[YOUR INSTRUCTIONS]
Output each entry that follows exactly. Images stay out.

Collected data:
-*-
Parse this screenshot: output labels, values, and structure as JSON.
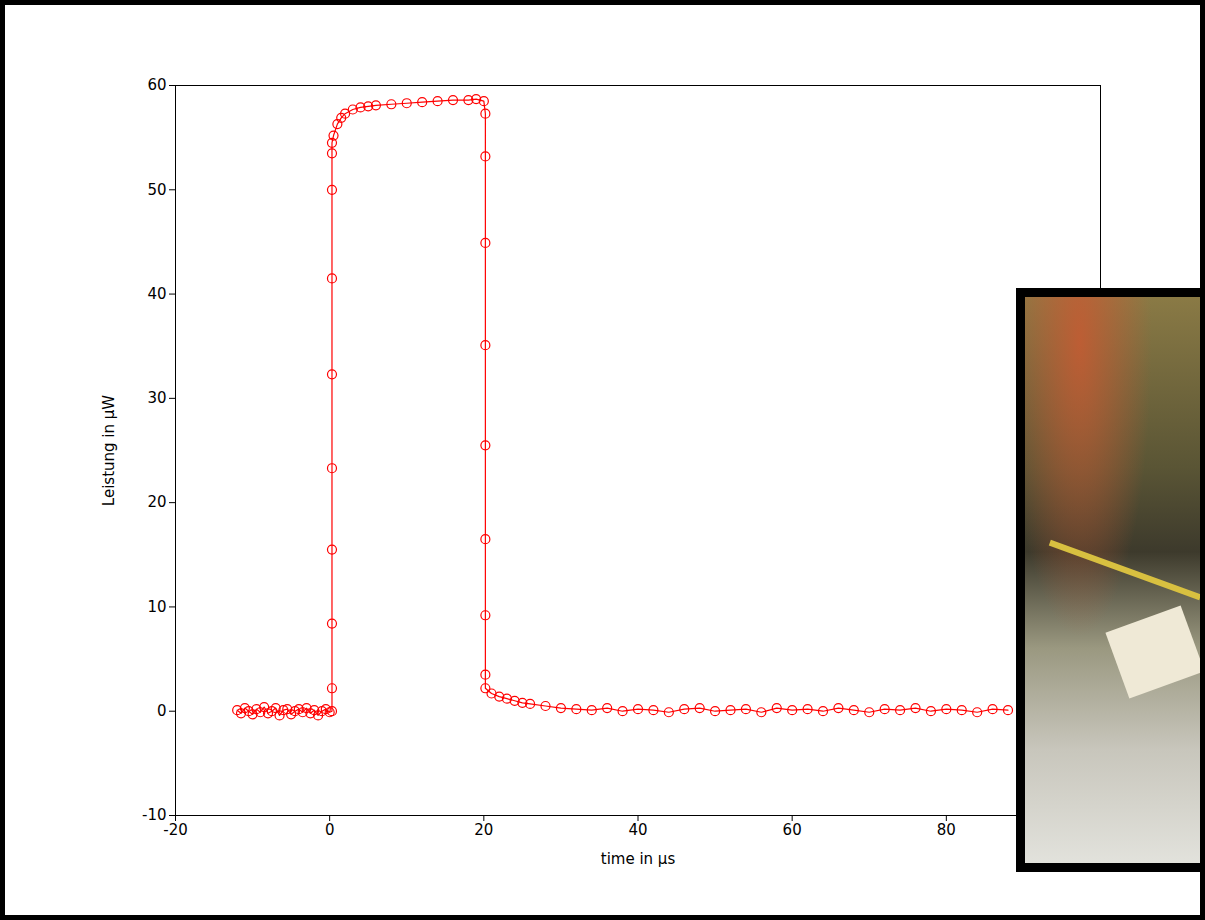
{
  "chart_data": {
    "type": "line",
    "x_label": "time in µs",
    "y_label": "Leistung in µW",
    "color": "#ff0000",
    "marker": "circle",
    "grid": false,
    "xlim": [
      -20,
      100
    ],
    "xticks": [
      -20,
      0,
      20,
      40,
      60,
      80
    ],
    "ylim": [
      -10,
      60
    ],
    "yticks": [
      -10,
      0,
      10,
      20,
      30,
      40,
      50,
      60
    ],
    "x": [
      -12,
      -11.5,
      -11,
      -10.5,
      -10,
      -9.5,
      -9,
      -8.5,
      -8,
      -7.5,
      -7,
      -6.5,
      -6,
      -5.5,
      -5,
      -4.5,
      -4,
      -3.5,
      -3,
      -2.5,
      -2,
      -1.5,
      -1,
      -0.5,
      0,
      0.3,
      0.3,
      0.3,
      0.3,
      0.3,
      0.3,
      0.3,
      0.3,
      0.3,
      0.3,
      0.5,
      1,
      1.5,
      2,
      3,
      4,
      5,
      6,
      8,
      10,
      12,
      14,
      16,
      18,
      19,
      20,
      20.2,
      20.2,
      20.2,
      20.2,
      20.2,
      20.2,
      20.2,
      20.2,
      20.2,
      21,
      22,
      23,
      24,
      25,
      26,
      28,
      30,
      32,
      34,
      36,
      38,
      40,
      42,
      44,
      46,
      48,
      50,
      52,
      54,
      56,
      58,
      60,
      62,
      64,
      66,
      68,
      70,
      72,
      74,
      76,
      78,
      80,
      82,
      84,
      86,
      88
    ],
    "values": [
      0.1,
      -0.2,
      0.3,
      0,
      -0.3,
      0.2,
      -0.1,
      0.4,
      -0.2,
      0,
      0.3,
      -0.4,
      0.1,
      0.2,
      -0.3,
      0,
      0.2,
      -0.1,
      0.3,
      -0.2,
      0.1,
      -0.4,
      0,
      0.2,
      -0.1,
      0,
      2.2,
      8.4,
      15.5,
      23.3,
      32.3,
      41.5,
      50,
      53.5,
      54.5,
      55.2,
      56.3,
      56.9,
      57.3,
      57.7,
      57.9,
      58,
      58.1,
      58.2,
      58.3,
      58.4,
      58.5,
      58.6,
      58.6,
      58.7,
      58.5,
      57.3,
      53.2,
      44.9,
      35.1,
      25.5,
      16.5,
      9.2,
      3.5,
      2.2,
      1.7,
      1.4,
      1.2,
      1,
      0.8,
      0.7,
      0.5,
      0.3,
      0.2,
      0.1,
      0.3,
      0,
      0.2,
      0.1,
      -0.1,
      0.2,
      0.3,
      0,
      0.1,
      0.2,
      -0.1,
      0.3,
      0.1,
      0.2,
      0,
      0.3,
      0.1,
      -0.1,
      0.2,
      0.1,
      0.3,
      0,
      0.2,
      0.1,
      -0.1,
      0.2,
      0.1
    ]
  }
}
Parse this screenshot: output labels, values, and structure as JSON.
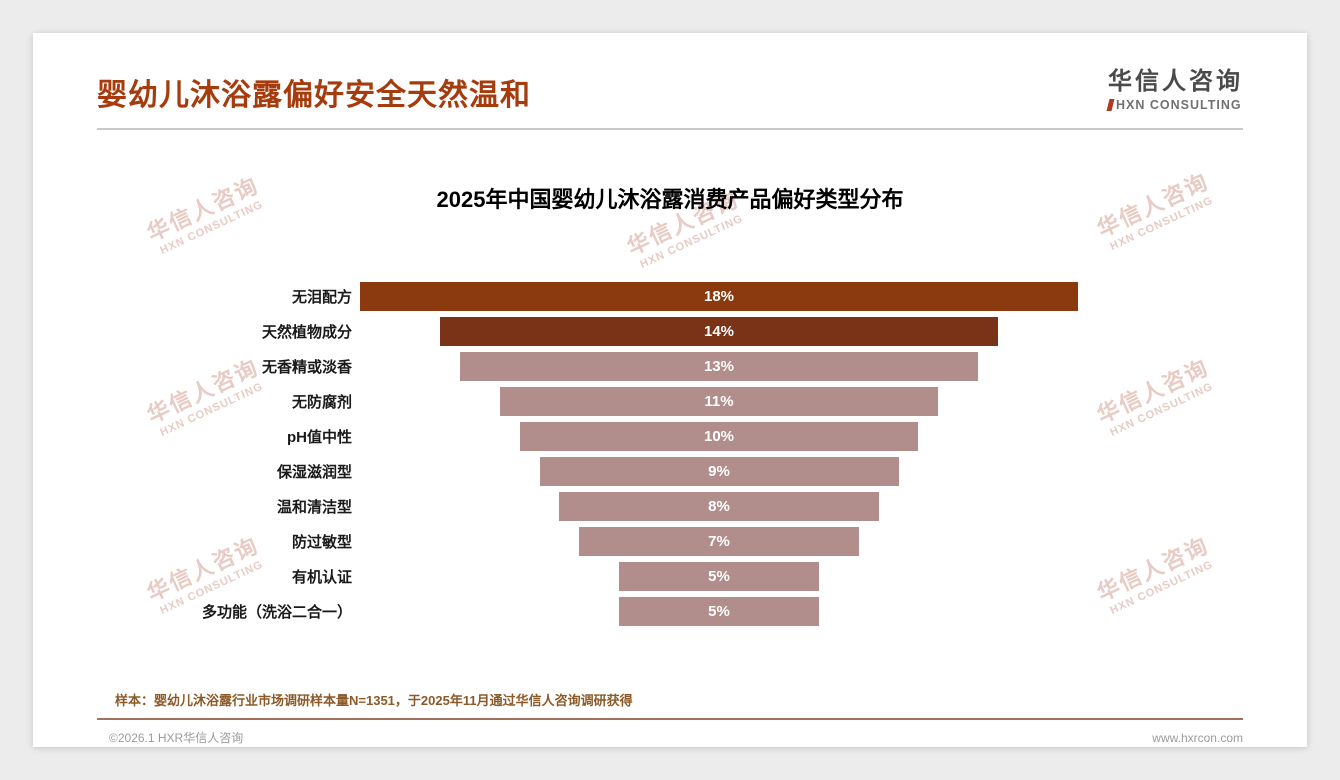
{
  "header": {
    "title": "婴幼儿沐浴露偏好安全天然温和",
    "logo": {
      "cn": "华信人咨询",
      "en": "HXN CONSULTING"
    }
  },
  "watermark": {
    "cn": "华信人咨询",
    "en": "HXN CONSULTING"
  },
  "chart_data": {
    "type": "bar",
    "title": "2025年中国婴幼儿沐浴露消费产品偏好类型分布",
    "orientation": "horizontal_centered_funnel",
    "categories": [
      "无泪配方",
      "天然植物成分",
      "无香精或淡香",
      "无防腐剂",
      "pH值中性",
      "保湿滋润型",
      "温和清洁型",
      "防过敏型",
      "有机认证",
      "多功能（洗浴二合一）"
    ],
    "values": [
      18,
      14,
      13,
      11,
      10,
      9,
      8,
      7,
      5,
      5
    ],
    "value_labels": [
      "18%",
      "14%",
      "13%",
      "11%",
      "10%",
      "9%",
      "8%",
      "7%",
      "5%",
      "5%"
    ],
    "bar_colors": [
      "#8A3A0E",
      "#7A3316",
      "#B18E8B",
      "#B18E8B",
      "#B18E8B",
      "#B18E8B",
      "#B18E8B",
      "#B18E8B",
      "#B18E8B",
      "#B18E8B"
    ],
    "xlim": [
      0,
      18
    ],
    "grid": false,
    "legend": false,
    "value_label_position": "inside_center",
    "value_label_color": "#FFFFFF"
  },
  "footnote": "样本：婴幼儿沐浴露行业市场调研样本量N=1351，于2025年11月通过华信人咨询调研获得",
  "footer": {
    "copyright": "©2026.1 HXR华信人咨询",
    "website": "www.hxrcon.com"
  },
  "colors": {
    "title_accent": "#A63C0E",
    "bar_primary": "#8A3A0E",
    "bar_secondary": "#7A3316",
    "bar_default": "#B18E8B",
    "footnote_text": "#8C5A28",
    "watermark": "#E7CBC4"
  }
}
-*-
[RESULT FOR THIS TASK]
Parse this screenshot: output labels, values, and structure as JSON.
{
  "chart_data": {
    "type": "line",
    "x_label": "time in µs",
    "y_label": "Leistung in µW",
    "color": "#ff0000",
    "marker": "circle",
    "grid": false,
    "xlim": [
      -20,
      100
    ],
    "xticks": [
      -20,
      0,
      20,
      40,
      60,
      80
    ],
    "ylim": [
      -10,
      60
    ],
    "yticks": [
      -10,
      0,
      10,
      20,
      30,
      40,
      50,
      60
    ],
    "x": [
      -12,
      -11.5,
      -11,
      -10.5,
      -10,
      -9.5,
      -9,
      -8.5,
      -8,
      -7.5,
      -7,
      -6.5,
      -6,
      -5.5,
      -5,
      -4.5,
      -4,
      -3.5,
      -3,
      -2.5,
      -2,
      -1.5,
      -1,
      -0.5,
      0,
      0.3,
      0.3,
      0.3,
      0.3,
      0.3,
      0.3,
      0.3,
      0.3,
      0.3,
      0.3,
      0.5,
      1,
      1.5,
      2,
      3,
      4,
      5,
      6,
      8,
      10,
      12,
      14,
      16,
      18,
      19,
      20,
      20.2,
      20.2,
      20.2,
      20.2,
      20.2,
      20.2,
      20.2,
      20.2,
      20.2,
      21,
      22,
      23,
      24,
      25,
      26,
      28,
      30,
      32,
      34,
      36,
      38,
      40,
      42,
      44,
      46,
      48,
      50,
      52,
      54,
      56,
      58,
      60,
      62,
      64,
      66,
      68,
      70,
      72,
      74,
      76,
      78,
      80,
      82,
      84,
      86,
      88
    ],
    "values": [
      0.1,
      -0.2,
      0.3,
      0,
      -0.3,
      0.2,
      -0.1,
      0.4,
      -0.2,
      0,
      0.3,
      -0.4,
      0.1,
      0.2,
      -0.3,
      0,
      0.2,
      -0.1,
      0.3,
      -0.2,
      0.1,
      -0.4,
      0,
      0.2,
      -0.1,
      0,
      2.2,
      8.4,
      15.5,
      23.3,
      32.3,
      41.5,
      50,
      53.5,
      54.5,
      55.2,
      56.3,
      56.9,
      57.3,
      57.7,
      57.9,
      58,
      58.1,
      58.2,
      58.3,
      58.4,
      58.5,
      58.6,
      58.6,
      58.7,
      58.5,
      57.3,
      53.2,
      44.9,
      35.1,
      25.5,
      16.5,
      9.2,
      3.5,
      2.2,
      1.7,
      1.4,
      1.2,
      1,
      0.8,
      0.7,
      0.5,
      0.3,
      0.2,
      0.1,
      0.3,
      0,
      0.2,
      0.1,
      -0.1,
      0.2,
      0.3,
      0,
      0.1,
      0.2,
      -0.1,
      0.3,
      0.1,
      0.2,
      0,
      0.3,
      0.1,
      -0.1,
      0.2,
      0.1,
      0.3,
      0,
      0.2,
      0.1,
      -0.1,
      0.2,
      0.1
    ]
  }
}
Parse this screenshot: output labels, values, and structure as JSON.
{
  "header": {
    "title": "婴幼儿沐浴露偏好安全天然温和",
    "logo": {
      "cn": "华信人咨询",
      "en": "HXN CONSULTING"
    }
  },
  "watermark": {
    "cn": "华信人咨询",
    "en": "HXN CONSULTING"
  },
  "chart_data": {
    "type": "bar",
    "title": "2025年中国婴幼儿沐浴露消费产品偏好类型分布",
    "orientation": "horizontal_centered_funnel",
    "categories": [
      "无泪配方",
      "天然植物成分",
      "无香精或淡香",
      "无防腐剂",
      "pH值中性",
      "保湿滋润型",
      "温和清洁型",
      "防过敏型",
      "有机认证",
      "多功能（洗浴二合一）"
    ],
    "values": [
      18,
      14,
      13,
      11,
      10,
      9,
      8,
      7,
      5,
      5
    ],
    "value_labels": [
      "18%",
      "14%",
      "13%",
      "11%",
      "10%",
      "9%",
      "8%",
      "7%",
      "5%",
      "5%"
    ],
    "bar_colors": [
      "#8A3A0E",
      "#7A3316",
      "#B18E8B",
      "#B18E8B",
      "#B18E8B",
      "#B18E8B",
      "#B18E8B",
      "#B18E8B",
      "#B18E8B",
      "#B18E8B"
    ],
    "xlim": [
      0,
      18
    ],
    "grid": false,
    "legend": false,
    "value_label_position": "inside_center",
    "value_label_color": "#FFFFFF"
  },
  "footnote": "样本：婴幼儿沐浴露行业市场调研样本量N=1351，于2025年11月通过华信人咨询调研获得",
  "footer": {
    "copyright": "©2026.1 HXR华信人咨询",
    "website": "www.hxrcon.com"
  },
  "colors": {
    "title_accent": "#A63C0E",
    "bar_primary": "#8A3A0E",
    "bar_secondary": "#7A3316",
    "bar_default": "#B18E8B",
    "footnote_text": "#8C5A28",
    "watermark": "#E7CBC4"
  }
}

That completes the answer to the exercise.